§ YOUR OBJECTIVE: The entries are to be returned exactly, with images left out.

§ DATA FOR PROCESSING:
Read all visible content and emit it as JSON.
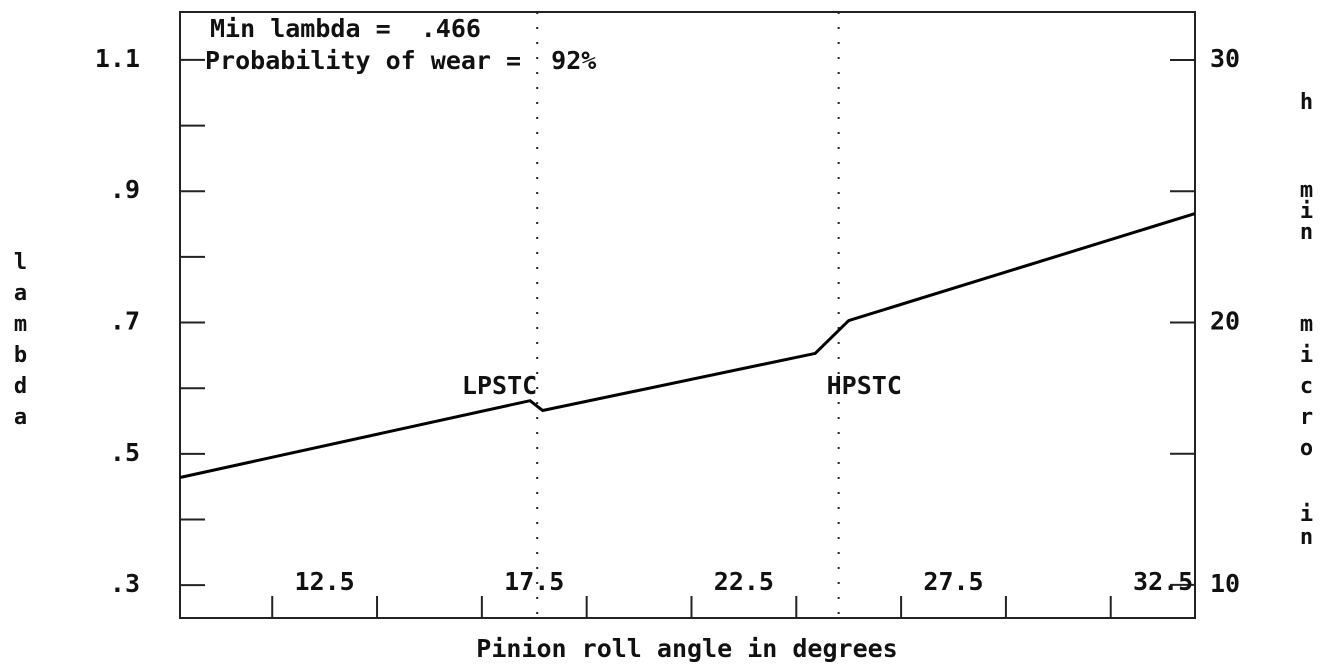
{
  "chart_data": {
    "type": "line",
    "annotations": [
      "Min lambda =  .466",
      "Probability of wear =  92%"
    ],
    "xlabel": "Pinion roll angle in degrees",
    "ylabel": "lambda",
    "y2label": [
      "h",
      "min",
      "micro",
      "in"
    ],
    "x": [
      9.05,
      17.4,
      17.7,
      24.2,
      25.0,
      33.26
    ],
    "series": [
      {
        "color": "#000000",
        "values": [
          0.464,
          0.581,
          0.566,
          0.653,
          0.703,
          0.866
        ]
      }
    ],
    "vlines": [
      {
        "x": 17.57,
        "label": "LPSTC"
      },
      {
        "x": 24.76,
        "label": "HPSTC"
      }
    ],
    "xlim": [
      9.05,
      33.26
    ],
    "xticks": [
      12.5,
      17.5,
      22.5,
      27.5,
      32.5
    ],
    "xticks_minor": [
      11.25,
      13.75,
      16.25,
      18.75,
      21.25,
      23.75,
      26.25,
      28.75,
      31.25
    ],
    "ylim": [
      0.25,
      1.173
    ],
    "yticks": [
      {
        "value": 0.3,
        "label": ".3"
      },
      {
        "value": 0.5,
        "label": ".5"
      },
      {
        "value": 0.7,
        "label": ".7"
      },
      {
        "value": 0.9,
        "label": ".9"
      },
      1.1
    ],
    "yticks_minor": [
      0.4,
      0.6,
      0.8,
      1.0
    ],
    "y2lim": [
      8.74,
      31.83
    ],
    "y2ticks": [
      10,
      20,
      30
    ],
    "y2ticks_minor": [
      15,
      25
    ]
  }
}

§ PROBLEM SOLUTION:
Read all visible content and emit it as JSON.
{
  "chart_data": {
    "type": "line",
    "annotations": [
      "Min lambda =  .466",
      "Probability of wear =  92%"
    ],
    "xlabel": "Pinion roll angle in degrees",
    "ylabel": "lambda",
    "y2label": [
      "h",
      "min",
      "micro",
      "in"
    ],
    "x": [
      9.05,
      17.4,
      17.7,
      24.2,
      25.0,
      33.26
    ],
    "series": [
      {
        "color": "#000000",
        "values": [
          0.464,
          0.581,
          0.566,
          0.653,
          0.703,
          0.866
        ]
      }
    ],
    "vlines": [
      {
        "x": 17.57,
        "label": "LPSTC"
      },
      {
        "x": 24.76,
        "label": "HPSTC"
      }
    ],
    "xlim": [
      9.05,
      33.26
    ],
    "xticks": [
      12.5,
      17.5,
      22.5,
      27.5,
      32.5
    ],
    "xticks_minor": [
      11.25,
      13.75,
      16.25,
      18.75,
      21.25,
      23.75,
      26.25,
      28.75,
      31.25
    ],
    "ylim": [
      0.25,
      1.173
    ],
    "yticks": [
      {
        "value": 0.3,
        "label": ".3"
      },
      {
        "value": 0.5,
        "label": ".5"
      },
      {
        "value": 0.7,
        "label": ".7"
      },
      {
        "value": 0.9,
        "label": ".9"
      },
      1.1
    ],
    "yticks_minor": [
      0.4,
      0.6,
      0.8,
      1.0
    ],
    "y2lim": [
      8.74,
      31.83
    ],
    "y2ticks": [
      10,
      20,
      30
    ],
    "y2ticks_minor": [
      15,
      25
    ]
  }
}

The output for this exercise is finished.